Saved data entries:

= = = = = = =

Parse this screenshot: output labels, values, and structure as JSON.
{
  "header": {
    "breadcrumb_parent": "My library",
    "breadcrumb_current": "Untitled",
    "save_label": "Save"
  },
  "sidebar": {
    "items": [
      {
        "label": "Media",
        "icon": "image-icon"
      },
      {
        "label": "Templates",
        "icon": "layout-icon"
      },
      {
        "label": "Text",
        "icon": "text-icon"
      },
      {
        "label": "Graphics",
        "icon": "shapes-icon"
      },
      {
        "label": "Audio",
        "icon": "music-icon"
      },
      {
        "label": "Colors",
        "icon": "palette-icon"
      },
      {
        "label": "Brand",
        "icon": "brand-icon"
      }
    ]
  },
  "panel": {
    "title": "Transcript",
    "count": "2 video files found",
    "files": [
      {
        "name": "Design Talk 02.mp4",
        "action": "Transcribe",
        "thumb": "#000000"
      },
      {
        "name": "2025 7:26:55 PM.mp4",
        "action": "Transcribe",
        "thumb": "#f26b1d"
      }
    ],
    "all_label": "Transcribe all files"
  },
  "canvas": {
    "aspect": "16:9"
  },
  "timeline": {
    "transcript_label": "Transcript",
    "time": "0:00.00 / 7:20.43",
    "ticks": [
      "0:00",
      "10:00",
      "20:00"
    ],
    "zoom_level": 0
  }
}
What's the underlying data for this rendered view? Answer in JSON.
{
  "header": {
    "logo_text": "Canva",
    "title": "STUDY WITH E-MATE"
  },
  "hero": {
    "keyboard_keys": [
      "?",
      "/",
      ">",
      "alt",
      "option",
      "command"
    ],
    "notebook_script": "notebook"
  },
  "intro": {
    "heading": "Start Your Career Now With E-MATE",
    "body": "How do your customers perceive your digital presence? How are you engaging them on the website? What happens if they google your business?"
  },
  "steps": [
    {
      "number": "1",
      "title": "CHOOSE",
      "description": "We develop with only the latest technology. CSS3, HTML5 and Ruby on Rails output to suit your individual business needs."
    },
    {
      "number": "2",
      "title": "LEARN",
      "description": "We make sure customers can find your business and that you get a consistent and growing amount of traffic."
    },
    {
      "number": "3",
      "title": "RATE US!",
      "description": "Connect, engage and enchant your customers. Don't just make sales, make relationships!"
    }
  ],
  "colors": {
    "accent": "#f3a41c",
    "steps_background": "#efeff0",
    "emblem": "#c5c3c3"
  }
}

= = = = = = =

* Challenge: Copy the records above exactly as they appear.

* The output:
Parse this screenshot: output labels, values, and structure as JSON.
{
  "header": {
    "breadcrumb_parent": "My library",
    "breadcrumb_current": "Untitled",
    "save_label": "Save"
  },
  "sidebar": {
    "items": [
      {
        "label": "Media",
        "icon": "image-icon"
      },
      {
        "label": "Templates",
        "icon": "layout-icon"
      },
      {
        "label": "Text",
        "icon": "text-icon"
      },
      {
        "label": "Graphics",
        "icon": "shapes-icon"
      },
      {
        "label": "Audio",
        "icon": "music-icon"
      },
      {
        "label": "Colors",
        "icon": "palette-icon"
      },
      {
        "label": "Brand",
        "icon": "brand-icon"
      }
    ]
  },
  "panel": {
    "title": "Transcript",
    "count": "2 video files found",
    "files": [
      {
        "name": "Design Talk 02.mp4",
        "action": "Transcribe",
        "thumb": "#000000"
      },
      {
        "name": "2025 7:26:55 PM.mp4",
        "action": "Transcribe",
        "thumb": "#f26b1d"
      }
    ],
    "all_label": "Transcribe all files"
  },
  "canvas": {
    "aspect": "16:9"
  },
  "timeline": {
    "transcript_label": "Transcript",
    "time": "0:00.00 / 7:20.43",
    "ticks": [
      "0:00",
      "10:00",
      "20:00"
    ],
    "zoom_level": 0
  }
}
What's the underlying data for this rendered view? Answer in JSON.
{
  "header": {
    "logo_text": "Canva",
    "title": "STUDY WITH E-MATE"
  },
  "hero": {
    "keyboard_keys": [
      "?",
      "/",
      ">",
      "alt",
      "option",
      "command"
    ],
    "notebook_script": "notebook"
  },
  "intro": {
    "heading": "Start Your Career Now With E-MATE",
    "body": "How do your customers perceive your digital presence? How are you engaging them on the website? What happens if they google your business?"
  },
  "steps": [
    {
      "number": "1",
      "title": "CHOOSE",
      "description": "We develop with only the latest technology. CSS3, HTML5 and Ruby on Rails output to suit your individual business needs."
    },
    {
      "number": "2",
      "title": "LEARN",
      "description": "We make sure customers can find your business and that you get a consistent and growing amount of traffic."
    },
    {
      "number": "3",
      "title": "RATE US!",
      "description": "Connect, engage and enchant your customers. Don't just make sales, make relationships!"
    }
  ],
  "colors": {
    "accent": "#f3a41c",
    "steps_background": "#efeff0",
    "emblem": "#c5c3c3"
  }
}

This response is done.